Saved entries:
▬▬▬▬▬▬
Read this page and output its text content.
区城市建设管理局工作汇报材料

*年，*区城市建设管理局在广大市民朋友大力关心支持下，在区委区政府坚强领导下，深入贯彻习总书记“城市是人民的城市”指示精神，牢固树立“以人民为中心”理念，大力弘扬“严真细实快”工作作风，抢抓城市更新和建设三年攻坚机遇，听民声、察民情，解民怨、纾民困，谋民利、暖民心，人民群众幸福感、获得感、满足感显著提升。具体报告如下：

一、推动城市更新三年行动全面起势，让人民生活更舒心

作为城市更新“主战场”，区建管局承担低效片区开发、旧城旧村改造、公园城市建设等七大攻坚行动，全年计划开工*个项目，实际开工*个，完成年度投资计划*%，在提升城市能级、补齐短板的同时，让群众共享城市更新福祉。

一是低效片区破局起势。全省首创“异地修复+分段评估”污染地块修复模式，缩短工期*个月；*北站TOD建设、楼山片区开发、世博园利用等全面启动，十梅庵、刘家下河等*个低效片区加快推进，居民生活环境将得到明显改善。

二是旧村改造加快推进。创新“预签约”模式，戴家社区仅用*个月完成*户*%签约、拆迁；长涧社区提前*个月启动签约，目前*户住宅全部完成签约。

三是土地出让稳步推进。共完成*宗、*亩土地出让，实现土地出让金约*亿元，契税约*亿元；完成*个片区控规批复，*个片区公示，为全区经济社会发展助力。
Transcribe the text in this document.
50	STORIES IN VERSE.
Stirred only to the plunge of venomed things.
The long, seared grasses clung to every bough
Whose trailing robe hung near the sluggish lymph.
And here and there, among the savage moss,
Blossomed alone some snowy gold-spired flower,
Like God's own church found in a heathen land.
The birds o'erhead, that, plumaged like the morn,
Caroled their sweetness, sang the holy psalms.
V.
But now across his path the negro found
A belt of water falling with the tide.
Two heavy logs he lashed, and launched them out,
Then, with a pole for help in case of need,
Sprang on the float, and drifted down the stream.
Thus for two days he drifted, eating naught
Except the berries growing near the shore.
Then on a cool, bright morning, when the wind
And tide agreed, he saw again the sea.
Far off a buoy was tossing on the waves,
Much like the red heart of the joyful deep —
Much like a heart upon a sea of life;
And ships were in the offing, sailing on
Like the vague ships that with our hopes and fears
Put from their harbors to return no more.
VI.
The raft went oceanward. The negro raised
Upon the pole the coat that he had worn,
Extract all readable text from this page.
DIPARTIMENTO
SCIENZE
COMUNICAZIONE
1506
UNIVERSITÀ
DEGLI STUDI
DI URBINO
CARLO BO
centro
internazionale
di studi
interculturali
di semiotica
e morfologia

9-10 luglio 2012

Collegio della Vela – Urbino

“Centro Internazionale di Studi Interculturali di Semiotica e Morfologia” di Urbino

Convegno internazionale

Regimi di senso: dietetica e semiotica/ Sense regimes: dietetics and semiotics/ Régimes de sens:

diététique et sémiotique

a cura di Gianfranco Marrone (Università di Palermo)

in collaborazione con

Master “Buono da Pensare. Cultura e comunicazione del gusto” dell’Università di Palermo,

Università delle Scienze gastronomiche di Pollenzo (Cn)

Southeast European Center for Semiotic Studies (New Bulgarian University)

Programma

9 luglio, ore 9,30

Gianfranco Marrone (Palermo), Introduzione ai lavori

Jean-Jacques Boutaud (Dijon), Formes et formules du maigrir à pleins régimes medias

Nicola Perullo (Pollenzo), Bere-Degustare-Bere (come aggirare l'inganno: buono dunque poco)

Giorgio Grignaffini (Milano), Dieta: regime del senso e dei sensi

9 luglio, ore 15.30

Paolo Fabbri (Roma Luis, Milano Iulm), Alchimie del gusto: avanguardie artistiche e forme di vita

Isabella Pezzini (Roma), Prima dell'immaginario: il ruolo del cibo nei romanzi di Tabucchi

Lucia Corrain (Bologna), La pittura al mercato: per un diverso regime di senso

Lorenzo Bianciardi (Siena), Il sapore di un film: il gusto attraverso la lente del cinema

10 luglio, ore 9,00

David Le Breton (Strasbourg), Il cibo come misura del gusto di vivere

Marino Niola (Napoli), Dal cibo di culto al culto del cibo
▬▬▬▬▬▬
Identify how many lines in the entries above include the string "their", then state that number alone.

* [Task solution]: 2